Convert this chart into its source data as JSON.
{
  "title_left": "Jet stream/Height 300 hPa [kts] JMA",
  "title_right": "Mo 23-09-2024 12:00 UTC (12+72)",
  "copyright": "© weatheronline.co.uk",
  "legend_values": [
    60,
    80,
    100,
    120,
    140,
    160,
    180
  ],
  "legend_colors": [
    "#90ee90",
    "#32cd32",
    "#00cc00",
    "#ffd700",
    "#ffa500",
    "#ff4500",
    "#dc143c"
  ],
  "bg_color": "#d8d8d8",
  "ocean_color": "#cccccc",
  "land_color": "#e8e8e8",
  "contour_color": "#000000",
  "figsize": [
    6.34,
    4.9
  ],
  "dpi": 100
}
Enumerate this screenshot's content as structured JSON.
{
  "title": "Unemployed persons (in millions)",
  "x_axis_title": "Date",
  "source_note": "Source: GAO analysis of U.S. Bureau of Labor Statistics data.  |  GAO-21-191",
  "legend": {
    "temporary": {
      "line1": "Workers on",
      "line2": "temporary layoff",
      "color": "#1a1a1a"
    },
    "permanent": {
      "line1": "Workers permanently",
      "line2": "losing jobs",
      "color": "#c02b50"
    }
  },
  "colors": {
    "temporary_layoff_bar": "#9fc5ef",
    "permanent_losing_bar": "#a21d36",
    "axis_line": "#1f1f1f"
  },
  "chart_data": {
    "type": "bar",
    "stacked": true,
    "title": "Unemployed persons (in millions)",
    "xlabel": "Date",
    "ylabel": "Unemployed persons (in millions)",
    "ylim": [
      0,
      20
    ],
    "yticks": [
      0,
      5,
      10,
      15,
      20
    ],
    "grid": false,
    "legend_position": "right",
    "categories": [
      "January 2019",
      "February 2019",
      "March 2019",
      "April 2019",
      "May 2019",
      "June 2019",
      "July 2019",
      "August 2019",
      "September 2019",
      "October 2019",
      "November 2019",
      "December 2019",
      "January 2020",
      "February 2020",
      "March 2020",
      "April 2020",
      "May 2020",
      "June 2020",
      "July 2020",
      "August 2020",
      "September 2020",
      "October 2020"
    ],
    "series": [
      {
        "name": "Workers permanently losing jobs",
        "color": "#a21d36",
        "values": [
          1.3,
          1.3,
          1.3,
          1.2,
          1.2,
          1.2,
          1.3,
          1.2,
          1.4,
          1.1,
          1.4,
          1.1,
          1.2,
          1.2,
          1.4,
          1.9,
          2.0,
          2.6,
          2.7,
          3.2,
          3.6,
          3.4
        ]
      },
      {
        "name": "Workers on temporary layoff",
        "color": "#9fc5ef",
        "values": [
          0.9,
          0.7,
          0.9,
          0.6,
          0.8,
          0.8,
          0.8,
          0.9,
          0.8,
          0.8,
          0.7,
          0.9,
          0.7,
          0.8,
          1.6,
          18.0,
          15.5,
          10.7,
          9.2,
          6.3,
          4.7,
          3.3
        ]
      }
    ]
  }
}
____________
What you have to do: Retype every record above exactly as it appears.

Answer to this task:
Convert this chart into its source data as JSON.
{
  "title_left": "Jet stream/Height 300 hPa [kts] JMA",
  "title_right": "Mo 23-09-2024 12:00 UTC (12+72)",
  "copyright": "© weatheronline.co.uk",
  "legend_values": [
    60,
    80,
    100,
    120,
    140,
    160,
    180
  ],
  "legend_colors": [
    "#90ee90",
    "#32cd32",
    "#00cc00",
    "#ffd700",
    "#ffa500",
    "#ff4500",
    "#dc143c"
  ],
  "bg_color": "#d8d8d8",
  "ocean_color": "#cccccc",
  "land_color": "#e8e8e8",
  "contour_color": "#000000",
  "figsize": [
    6.34,
    4.9
  ],
  "dpi": 100
}
Enumerate this screenshot's content as structured JSON.
{
  "title": "Unemployed persons (in millions)",
  "x_axis_title": "Date",
  "source_note": "Source: GAO analysis of U.S. Bureau of Labor Statistics data.  |  GAO-21-191",
  "legend": {
    "temporary": {
      "line1": "Workers on",
      "line2": "temporary layoff",
      "color": "#1a1a1a"
    },
    "permanent": {
      "line1": "Workers permanently",
      "line2": "losing jobs",
      "color": "#c02b50"
    }
  },
  "colors": {
    "temporary_layoff_bar": "#9fc5ef",
    "permanent_losing_bar": "#a21d36",
    "axis_line": "#1f1f1f"
  },
  "chart_data": {
    "type": "bar",
    "stacked": true,
    "title": "Unemployed persons (in millions)",
    "xlabel": "Date",
    "ylabel": "Unemployed persons (in millions)",
    "ylim": [
      0,
      20
    ],
    "yticks": [
      0,
      5,
      10,
      15,
      20
    ],
    "grid": false,
    "legend_position": "right",
    "categories": [
      "January 2019",
      "February 2019",
      "March 2019",
      "April 2019",
      "May 2019",
      "June 2019",
      "July 2019",
      "August 2019",
      "September 2019",
      "October 2019",
      "November 2019",
      "December 2019",
      "January 2020",
      "February 2020",
      "March 2020",
      "April 2020",
      "May 2020",
      "June 2020",
      "July 2020",
      "August 2020",
      "September 2020",
      "October 2020"
    ],
    "series": [
      {
        "name": "Workers permanently losing jobs",
        "color": "#a21d36",
        "values": [
          1.3,
          1.3,
          1.3,
          1.2,
          1.2,
          1.2,
          1.3,
          1.2,
          1.4,
          1.1,
          1.4,
          1.1,
          1.2,
          1.2,
          1.4,
          1.9,
          2.0,
          2.6,
          2.7,
          3.2,
          3.6,
          3.4
        ]
      },
      {
        "name": "Workers on temporary layoff",
        "color": "#9fc5ef",
        "values": [
          0.9,
          0.7,
          0.9,
          0.6,
          0.8,
          0.8,
          0.8,
          0.9,
          0.8,
          0.8,
          0.7,
          0.9,
          0.7,
          0.8,
          1.6,
          18.0,
          15.5,
          10.7,
          9.2,
          6.3,
          4.7,
          3.3
        ]
      }
    ]
  }
}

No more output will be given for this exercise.